■ Task brief:
Read through the records below and copy each line that uses the word "image".

>> Start Entries supplied

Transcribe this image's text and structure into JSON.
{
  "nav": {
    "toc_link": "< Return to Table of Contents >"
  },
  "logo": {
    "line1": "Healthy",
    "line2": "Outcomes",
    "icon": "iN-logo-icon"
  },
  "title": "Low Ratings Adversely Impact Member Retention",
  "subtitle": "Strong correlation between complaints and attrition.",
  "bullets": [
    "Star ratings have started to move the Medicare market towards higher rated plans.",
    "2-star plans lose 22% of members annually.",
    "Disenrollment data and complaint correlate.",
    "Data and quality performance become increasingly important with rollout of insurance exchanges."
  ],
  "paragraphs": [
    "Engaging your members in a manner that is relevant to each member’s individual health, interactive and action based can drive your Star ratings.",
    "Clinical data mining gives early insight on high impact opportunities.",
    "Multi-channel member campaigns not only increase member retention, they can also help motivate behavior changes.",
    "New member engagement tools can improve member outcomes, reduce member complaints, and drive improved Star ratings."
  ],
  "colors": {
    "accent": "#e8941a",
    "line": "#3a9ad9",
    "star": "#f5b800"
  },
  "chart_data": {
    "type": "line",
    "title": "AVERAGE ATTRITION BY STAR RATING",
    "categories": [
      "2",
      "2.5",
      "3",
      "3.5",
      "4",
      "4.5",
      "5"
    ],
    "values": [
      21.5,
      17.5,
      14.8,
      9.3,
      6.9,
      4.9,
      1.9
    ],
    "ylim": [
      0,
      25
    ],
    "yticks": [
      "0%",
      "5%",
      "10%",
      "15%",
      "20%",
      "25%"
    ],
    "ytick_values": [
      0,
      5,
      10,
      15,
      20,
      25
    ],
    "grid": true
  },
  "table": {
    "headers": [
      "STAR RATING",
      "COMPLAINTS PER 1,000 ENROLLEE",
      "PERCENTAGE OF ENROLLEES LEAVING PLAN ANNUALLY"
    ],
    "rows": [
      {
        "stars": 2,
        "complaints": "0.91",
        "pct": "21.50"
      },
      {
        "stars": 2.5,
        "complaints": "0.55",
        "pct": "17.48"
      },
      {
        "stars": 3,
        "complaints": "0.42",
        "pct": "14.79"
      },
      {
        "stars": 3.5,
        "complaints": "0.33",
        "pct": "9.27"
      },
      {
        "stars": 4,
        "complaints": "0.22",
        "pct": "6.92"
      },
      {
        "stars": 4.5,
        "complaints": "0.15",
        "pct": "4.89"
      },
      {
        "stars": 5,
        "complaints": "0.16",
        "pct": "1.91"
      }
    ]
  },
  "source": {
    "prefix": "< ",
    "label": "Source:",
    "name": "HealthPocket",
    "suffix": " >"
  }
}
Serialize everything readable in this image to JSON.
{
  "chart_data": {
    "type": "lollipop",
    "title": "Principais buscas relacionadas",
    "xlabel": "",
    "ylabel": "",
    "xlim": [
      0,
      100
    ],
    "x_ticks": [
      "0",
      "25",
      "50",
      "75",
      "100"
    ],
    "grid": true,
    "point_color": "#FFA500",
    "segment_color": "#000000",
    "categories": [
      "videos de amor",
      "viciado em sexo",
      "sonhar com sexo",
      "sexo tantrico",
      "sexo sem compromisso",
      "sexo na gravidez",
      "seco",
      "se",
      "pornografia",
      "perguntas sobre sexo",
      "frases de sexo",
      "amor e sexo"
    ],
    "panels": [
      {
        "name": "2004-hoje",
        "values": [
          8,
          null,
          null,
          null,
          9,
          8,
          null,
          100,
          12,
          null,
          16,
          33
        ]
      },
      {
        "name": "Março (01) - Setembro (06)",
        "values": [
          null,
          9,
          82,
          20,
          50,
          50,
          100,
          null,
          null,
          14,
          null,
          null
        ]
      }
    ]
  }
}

>> End Entries supplied

■ Answer to this problem:
Transcribe this image's text and structure into JSON.
Serialize everything readable in this image to JSON.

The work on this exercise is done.